[Data entries for graphics]
* * * *

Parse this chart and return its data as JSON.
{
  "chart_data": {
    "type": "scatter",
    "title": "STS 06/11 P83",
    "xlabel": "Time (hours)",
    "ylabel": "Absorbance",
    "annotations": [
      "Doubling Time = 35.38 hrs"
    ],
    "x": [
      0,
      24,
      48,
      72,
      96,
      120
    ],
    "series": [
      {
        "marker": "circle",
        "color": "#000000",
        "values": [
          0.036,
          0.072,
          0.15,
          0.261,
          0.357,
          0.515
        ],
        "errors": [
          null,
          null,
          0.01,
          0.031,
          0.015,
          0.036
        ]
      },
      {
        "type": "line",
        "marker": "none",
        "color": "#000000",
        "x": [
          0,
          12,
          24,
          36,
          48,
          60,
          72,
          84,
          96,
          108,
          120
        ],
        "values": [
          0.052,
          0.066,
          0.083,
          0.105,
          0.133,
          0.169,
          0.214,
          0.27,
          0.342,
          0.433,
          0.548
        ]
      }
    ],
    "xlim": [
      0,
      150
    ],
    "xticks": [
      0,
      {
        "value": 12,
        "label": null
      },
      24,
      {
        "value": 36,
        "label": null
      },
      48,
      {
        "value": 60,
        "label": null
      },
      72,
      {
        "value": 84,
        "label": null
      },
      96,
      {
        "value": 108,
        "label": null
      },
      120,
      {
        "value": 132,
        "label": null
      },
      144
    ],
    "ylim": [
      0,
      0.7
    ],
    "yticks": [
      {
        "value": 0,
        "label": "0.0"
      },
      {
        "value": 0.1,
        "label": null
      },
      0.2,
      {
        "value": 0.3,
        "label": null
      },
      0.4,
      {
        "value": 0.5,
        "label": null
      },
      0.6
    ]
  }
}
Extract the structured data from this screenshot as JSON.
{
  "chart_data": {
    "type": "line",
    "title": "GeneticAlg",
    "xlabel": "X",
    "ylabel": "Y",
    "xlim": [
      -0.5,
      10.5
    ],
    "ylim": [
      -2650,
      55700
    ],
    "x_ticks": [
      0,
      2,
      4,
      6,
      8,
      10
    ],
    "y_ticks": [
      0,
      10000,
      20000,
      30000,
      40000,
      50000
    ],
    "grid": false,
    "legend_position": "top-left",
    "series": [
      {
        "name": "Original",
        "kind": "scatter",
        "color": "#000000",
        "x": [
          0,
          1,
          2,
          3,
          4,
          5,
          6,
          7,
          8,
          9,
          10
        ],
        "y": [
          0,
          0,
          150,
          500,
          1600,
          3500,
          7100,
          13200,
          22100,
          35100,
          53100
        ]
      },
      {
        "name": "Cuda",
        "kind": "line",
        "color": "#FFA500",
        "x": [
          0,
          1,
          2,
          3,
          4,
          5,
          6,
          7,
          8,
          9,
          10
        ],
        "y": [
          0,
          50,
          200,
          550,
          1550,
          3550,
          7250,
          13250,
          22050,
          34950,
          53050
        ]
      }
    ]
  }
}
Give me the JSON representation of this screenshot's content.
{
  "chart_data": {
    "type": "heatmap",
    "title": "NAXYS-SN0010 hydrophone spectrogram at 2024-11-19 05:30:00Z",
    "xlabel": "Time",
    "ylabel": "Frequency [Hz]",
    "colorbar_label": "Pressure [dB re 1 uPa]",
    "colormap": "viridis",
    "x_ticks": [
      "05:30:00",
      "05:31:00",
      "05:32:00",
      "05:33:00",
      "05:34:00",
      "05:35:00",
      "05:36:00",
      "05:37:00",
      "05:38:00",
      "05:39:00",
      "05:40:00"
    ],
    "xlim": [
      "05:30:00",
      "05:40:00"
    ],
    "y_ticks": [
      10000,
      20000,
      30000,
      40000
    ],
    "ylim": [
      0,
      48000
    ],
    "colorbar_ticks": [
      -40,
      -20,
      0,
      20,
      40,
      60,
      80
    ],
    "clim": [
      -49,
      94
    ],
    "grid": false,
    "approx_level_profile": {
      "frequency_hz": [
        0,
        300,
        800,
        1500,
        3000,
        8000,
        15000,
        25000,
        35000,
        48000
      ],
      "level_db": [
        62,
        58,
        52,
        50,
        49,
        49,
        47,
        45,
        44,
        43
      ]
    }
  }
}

* * * *

**Task objective**.
All of the lines above must be returned exactly.

**Solution for this problem**.
Parse this chart and return its data as JSON.
{
  "chart_data": {
    "type": "scatter",
    "title": "STS 06/11 P83",
    "xlabel": "Time (hours)",
    "ylabel": "Absorbance",
    "annotations": [
      "Doubling Time = 35.38 hrs"
    ],
    "x": [
      0,
      24,
      48,
      72,
      96,
      120
    ],
    "series": [
      {
        "marker": "circle",
        "color": "#000000",
        "values": [
          0.036,
          0.072,
          0.15,
          0.261,
          0.357,
          0.515
        ],
        "errors": [
          null,
          null,
          0.01,
          0.031,
          0.015,
          0.036
        ]
      },
      {
        "type": "line",
        "marker": "none",
        "color": "#000000",
        "x": [
          0,
          12,
          24,
          36,
          48,
          60,
          72,
          84,
          96,
          108,
          120
        ],
        "values": [
          0.052,
          0.066,
          0.083,
          0.105,
          0.133,
          0.169,
          0.214,
          0.27,
          0.342,
          0.433,
          0.548
        ]
      }
    ],
    "xlim": [
      0,
      150
    ],
    "xticks": [
      0,
      {
        "value": 12,
        "label": null
      },
      24,
      {
        "value": 36,
        "label": null
      },
      48,
      {
        "value": 60,
        "label": null
      },
      72,
      {
        "value": 84,
        "label": null
      },
      96,
      {
        "value": 108,
        "label": null
      },
      120,
      {
        "value": 132,
        "label": null
      },
      144
    ],
    "ylim": [
      0,
      0.7
    ],
    "yticks": [
      {
        "value": 0,
        "label": "0.0"
      },
      {
        "value": 0.1,
        "label": null
      },
      0.2,
      {
        "value": 0.3,
        "label": null
      },
      0.4,
      {
        "value": 0.5,
        "label": null
      },
      0.6
    ]
  }
}
Extract the structured data from this screenshot as JSON.
{
  "chart_data": {
    "type": "line",
    "title": "GeneticAlg",
    "xlabel": "X",
    "ylabel": "Y",
    "xlim": [
      -0.5,
      10.5
    ],
    "ylim": [
      -2650,
      55700
    ],
    "x_ticks": [
      0,
      2,
      4,
      6,
      8,
      10
    ],
    "y_ticks": [
      0,
      10000,
      20000,
      30000,
      40000,
      50000
    ],
    "grid": false,
    "legend_position": "top-left",
    "series": [
      {
        "name": "Original",
        "kind": "scatter",
        "color": "#000000",
        "x": [
          0,
          1,
          2,
          3,
          4,
          5,
          6,
          7,
          8,
          9,
          10
        ],
        "y": [
          0,
          0,
          150,
          500,
          1600,
          3500,
          7100,
          13200,
          22100,
          35100,
          53100
        ]
      },
      {
        "name": "Cuda",
        "kind": "line",
        "color": "#FFA500",
        "x": [
          0,
          1,
          2,
          3,
          4,
          5,
          6,
          7,
          8,
          9,
          10
        ],
        "y": [
          0,
          50,
          200,
          550,
          1550,
          3550,
          7250,
          13250,
          22050,
          34950,
          53050
        ]
      }
    ]
  }
}
Give me the JSON representation of this screenshot's content.
{
  "chart_data": {
    "type": "heatmap",
    "title": "NAXYS-SN0010 hydrophone spectrogram at 2024-11-19 05:30:00Z",
    "xlabel": "Time",
    "ylabel": "Frequency [Hz]",
    "colorbar_label": "Pressure [dB re 1 uPa]",
    "colormap": "viridis",
    "x_ticks": [
      "05:30:00",
      "05:31:00",
      "05:32:00",
      "05:33:00",
      "05:34:00",
      "05:35:00",
      "05:36:00",
      "05:37:00",
      "05:38:00",
      "05:39:00",
      "05:40:00"
    ],
    "xlim": [
      "05:30:00",
      "05:40:00"
    ],
    "y_ticks": [
      10000,
      20000,
      30000,
      40000
    ],
    "ylim": [
      0,
      48000
    ],
    "colorbar_ticks": [
      -40,
      -20,
      0,
      20,
      40,
      60,
      80
    ],
    "clim": [
      -49,
      94
    ],
    "grid": false,
    "approx_level_profile": {
      "frequency_hz": [
        0,
        300,
        800,
        1500,
        3000,
        8000,
        15000,
        25000,
        35000,
        48000
      ],
      "level_db": [
        62,
        58,
        52,
        50,
        49,
        49,
        47,
        45,
        44,
        43
      ]
    }
  }
}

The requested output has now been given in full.